◆ TO BE DONE ◆
Reproduce the listing below word for word, leaving out the picture.
--- start of ENTRIES ---
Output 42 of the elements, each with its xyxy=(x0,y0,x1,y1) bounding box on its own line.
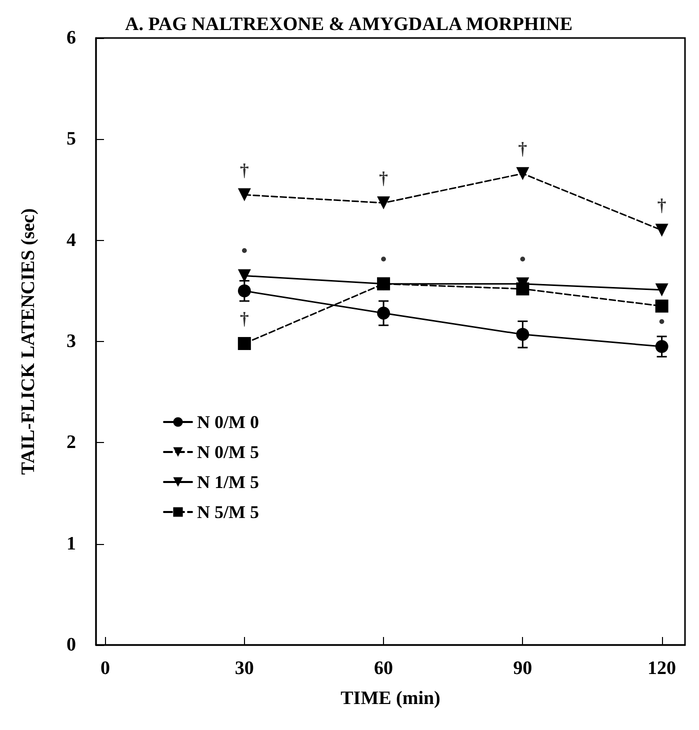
y-tick-label: 3 xyxy=(66,331,76,352)
x-axis-title: TIME (min) xyxy=(340,688,440,709)
x-tick-label: 60 xyxy=(374,658,394,679)
x-tick-label: 120 xyxy=(648,658,676,679)
x-tick-label: 30 xyxy=(234,658,254,679)
annotation: † xyxy=(379,168,388,188)
point xyxy=(238,188,251,202)
y-tick-label: 6 xyxy=(66,28,76,48)
point xyxy=(655,340,668,354)
annotation: • xyxy=(520,248,526,269)
point xyxy=(655,300,668,313)
legend-label: N 5/M 5 xyxy=(197,502,259,522)
legend-label: N 1/M 5 xyxy=(197,472,259,492)
point xyxy=(516,282,530,296)
y-tick-label: 2 xyxy=(66,432,76,454)
point xyxy=(238,269,251,282)
annotation: † xyxy=(240,160,249,180)
annotation: † xyxy=(518,138,528,159)
point xyxy=(516,167,530,180)
point xyxy=(238,337,251,350)
legend-label: N 0/M 5 xyxy=(197,442,259,462)
legend-label: N 0/M 0 xyxy=(197,412,259,432)
point xyxy=(655,283,668,296)
point xyxy=(377,196,390,210)
y-tick-label: 0 xyxy=(66,634,76,656)
y-tick-label: 5 xyxy=(66,128,76,150)
annotation: • xyxy=(380,248,387,269)
annotation: • xyxy=(658,312,665,332)
point xyxy=(516,328,530,341)
point xyxy=(655,224,668,237)
point xyxy=(377,277,390,290)
point xyxy=(377,306,390,320)
x-tick-label: 0 xyxy=(100,658,110,679)
y-axis-title: TAIL-FLICK LATENCIES (sec) xyxy=(18,208,39,475)
annotation: † xyxy=(240,308,249,329)
y-tick-label: 1 xyxy=(66,533,76,554)
chart-title: A. PAG NALTREXONE & AMYGDALA MORPHINE xyxy=(125,14,573,35)
annotation: • xyxy=(241,240,248,261)
annotation: † xyxy=(657,195,666,216)
x-tick-label: 90 xyxy=(513,658,532,679)
y-tick-label: 4 xyxy=(66,230,76,251)
point xyxy=(238,284,251,298)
--- end of ENTRIES ---
◆ WORKED ANSWER ◆
Output 42 of the elements, each with its xyxy=(x0,y0,x1,y1) bounding box on its own line.
y-tick-label: 3 xyxy=(66,331,76,352)
x-axis-title: TIME (min) xyxy=(340,688,440,709)
x-tick-label: 60 xyxy=(374,658,394,679)
x-tick-label: 120 xyxy=(648,658,676,679)
x-tick-label: 30 xyxy=(234,658,254,679)
annotation: † xyxy=(379,168,388,188)
point xyxy=(238,188,251,202)
y-tick-label: 6 xyxy=(66,28,76,48)
point xyxy=(655,340,668,354)
annotation: • xyxy=(520,248,526,269)
point xyxy=(655,300,668,313)
legend-label: N 5/M 5 xyxy=(197,502,259,522)
legend-label: N 1/M 5 xyxy=(197,472,259,492)
point xyxy=(516,282,530,296)
y-tick-label: 2 xyxy=(66,432,76,454)
point xyxy=(238,269,251,282)
annotation: † xyxy=(240,160,249,180)
annotation: † xyxy=(518,138,528,159)
point xyxy=(516,167,530,180)
point xyxy=(238,337,251,350)
legend-label: N 0/M 5 xyxy=(197,442,259,462)
legend-label: N 0/M 0 xyxy=(197,412,259,432)
point xyxy=(655,283,668,296)
point xyxy=(377,196,390,210)
y-tick-label: 0 xyxy=(66,634,76,656)
y-tick-label: 5 xyxy=(66,128,76,150)
annotation: • xyxy=(380,248,387,269)
annotation: • xyxy=(658,312,665,332)
point xyxy=(516,328,530,341)
point xyxy=(655,224,668,237)
point xyxy=(377,277,390,290)
point xyxy=(377,306,390,320)
x-tick-label: 0 xyxy=(100,658,110,679)
y-axis-title: TAIL-FLICK LATENCIES (sec) xyxy=(18,208,39,475)
annotation: † xyxy=(240,308,249,329)
y-tick-label: 1 xyxy=(66,533,76,554)
chart-title: A. PAG NALTREXONE & AMYGDALA MORPHINE xyxy=(125,14,573,35)
annotation: • xyxy=(241,240,248,261)
annotation: † xyxy=(657,195,666,216)
x-tick-label: 90 xyxy=(513,658,532,679)
y-tick-label: 4 xyxy=(66,230,76,251)
point xyxy=(238,284,251,298)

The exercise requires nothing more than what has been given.